### Extracted material

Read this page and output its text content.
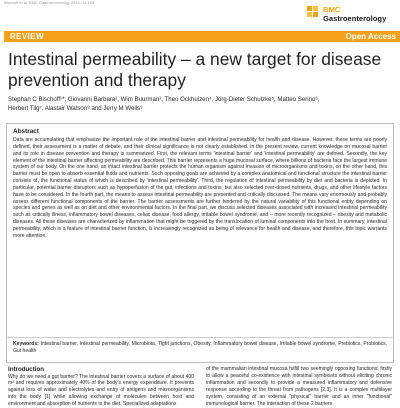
Bischoff et al. BMC Gastroenterology 2014, 14:189
BMC
Gastroenterology
REVIEW	Open Access
Intestinal permeability – a new target for disease prevention and therapy
Stephan C Bischoff¹*, Giovanni Barbara², Wim Buurman³, Theo Ockhuizen⁴, Jörg-Dieter Schulzke⁵, Matteo Serino⁶,
Herbert Tilg⁷, Alastair Watson⁸ and Jerry M Wells⁹
Abstract

Data are accumulating that emphasize the important role of the intestinal barrier and intestinal permeability for health and disease. However, these terms are poorly defined, their assessment is a matter of debate, and their clinical significance is not clearly established. In the present review, current knowledge on mucosal barrier and its role in disease prevention and therapy is summarized. First, the relevant terms 'intestinal barrier' and 'intestinal permeability' are defined. Secondly, the key element of the intestinal barrier affecting permeability are described. This barrier represents a huge mucosal surface, where billions of bacteria face the largest immune system of our body. On the one hand, an intact intestinal barrier protects the human organism against invasion of microorganisms and toxins, on the other hand, this barrier must be open to absorb essential fluids and nutrients. Such opposing goals are achieved by a complex anatomical and functional structure the intestinal barrier consists of, the functional status of which is described by 'intestinal permeability'. Third, the regulation of intestinal permeability by diet and bacteria is depicted. In particular, potential barrier disruptors such as hypoperfusion of the gut, infections and toxins, but also selected over-dosed nutrients, drugs, and other lifestyle factors have to be considered. In the fourth part, the means to assess intestinal permeability are presented and critically discussed. The means vary enormously and probably assess different functional components of the barrier. The barrier assessments are further hindered by the natural variability of this functional entity depending on species and genes as well as on diet and other environmental factors. In the final part, we discuss selected diseases associated with increased intestinal permeability such as critically illness, inflammatory bowel diseases, celiac disease, food allergy, irritable bowel syndrome, and – more recently recognized – obesity and metabolic diseases. All these diseases are characterized by inflammation that might be triggered by the translocation of luminal components into the host. In summary, intestinal permeability, which is a feature of intestinal barrier function, is increasingly recognized as being of relevance for health and disease, and therefore, this topic warrants more attention.

Keywords: Intestinal barrier, Intestinal permeability, Microbiota, Tight junctions, Obesity, Inflammatory bowel disease, Irritable bowel syndrome, Prebiotics, Probiotics, Gut health

Introduction

Why do we need a gut barrier? The intestinal barrier covers a surface of about 400 m² and requires approximately 40% of the body's energy expenditure. It prevents against loss of water and electrolytes and entry of antigens and microorganisms into the body [1] while allowing exchange of molecules between host and environment and absorption of nutrients in the diet. Specialized adaptations

of the mammalian intestinal mucosa fulfill two seemingly opposing functions: firstly to allow a peaceful co-existence with intestinal symbionts without eliciting chronic inflammation and secondly to provide a measured inflammatory and defensive response according to the threat from pathogens [2,3]. It is a complex multilayer system, consisting of an external "physical" barrier and an inner "functional" immunological barrier. The interaction of these 2 barriers
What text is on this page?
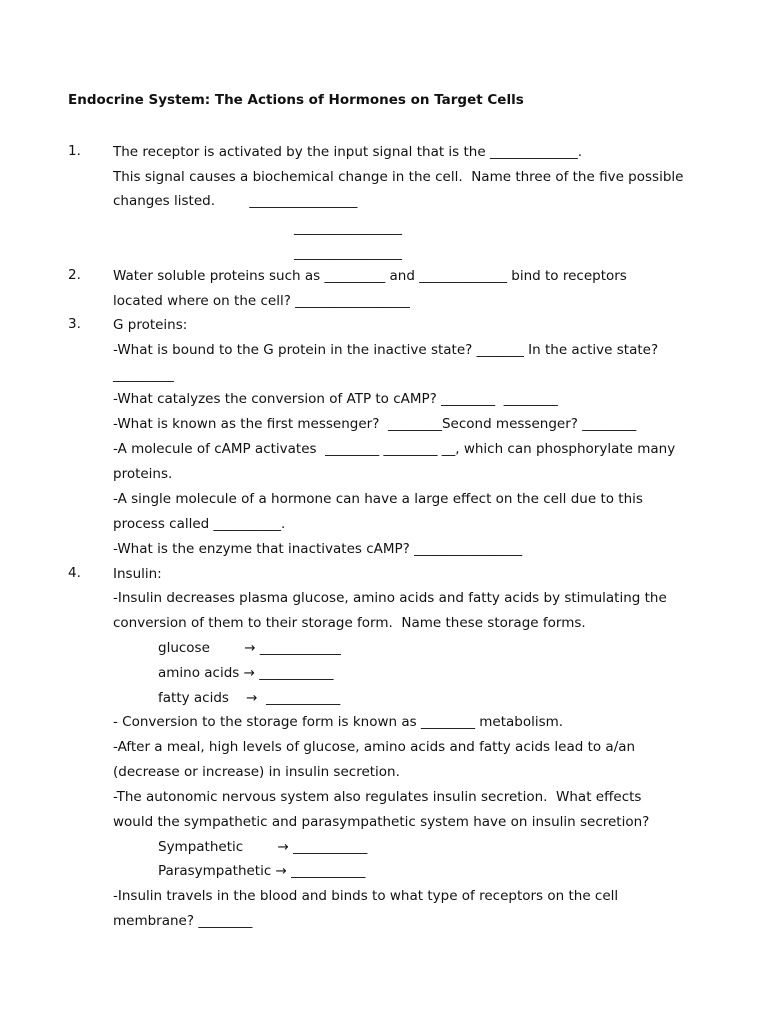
Endocrine System: The Actions of Hormones on Target Cells
1.
2.
3.
4.
The receptor is activated by the input signal that is the _____________.
This signal causes a biochemical change in the cell.  Name three of the five possible
changes listed.        ________________
________________
________________
Water soluble proteins such as _________ and _____________ bind to receptors
located where on the cell? _________________
G proteins:
-What is bound to the G protein in the inactive state? _______ In the active state?
_________
-What catalyzes the conversion of ATP to cAMP? ________  ________
-What is known as the first messenger?  ________Second messenger? ________
-A molecule of cAMP activates  ________ ________ __, which can phosphorylate many
proteins.
-A single molecule of a hormone can have a large effect on the cell due to this
process called __________.
-What is the enzyme that inactivates cAMP? ________________
Insulin:
-Insulin decreases plasma glucose, amino acids and fatty acids by stimulating the
conversion of them to their storage form.  Name these storage forms.
glucose        → ____________
amino acids → ___________
fatty acids    →  ___________
- Conversion to the storage form is known as ________ metabolism.
-After a meal, high levels of glucose, amino acids and fatty acids lead to a/an
(decrease or increase) in insulin secretion.
-The autonomic nervous system also regulates insulin secretion.  What effects
would the sympathetic and parasympathetic system have on insulin secretion?
Sympathetic        → ___________
Parasympathetic → ___________
-Insulin travels in the blood and binds to what type of receptors on the cell
membrane? ________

### Work to complete
Review the material and copy each line in which the word "receptors" appears.

### Written reply
Water soluble proteins such as _________ and _____________ bind to receptors
-Insulin travels in the blood and binds to what type of receptors on the cell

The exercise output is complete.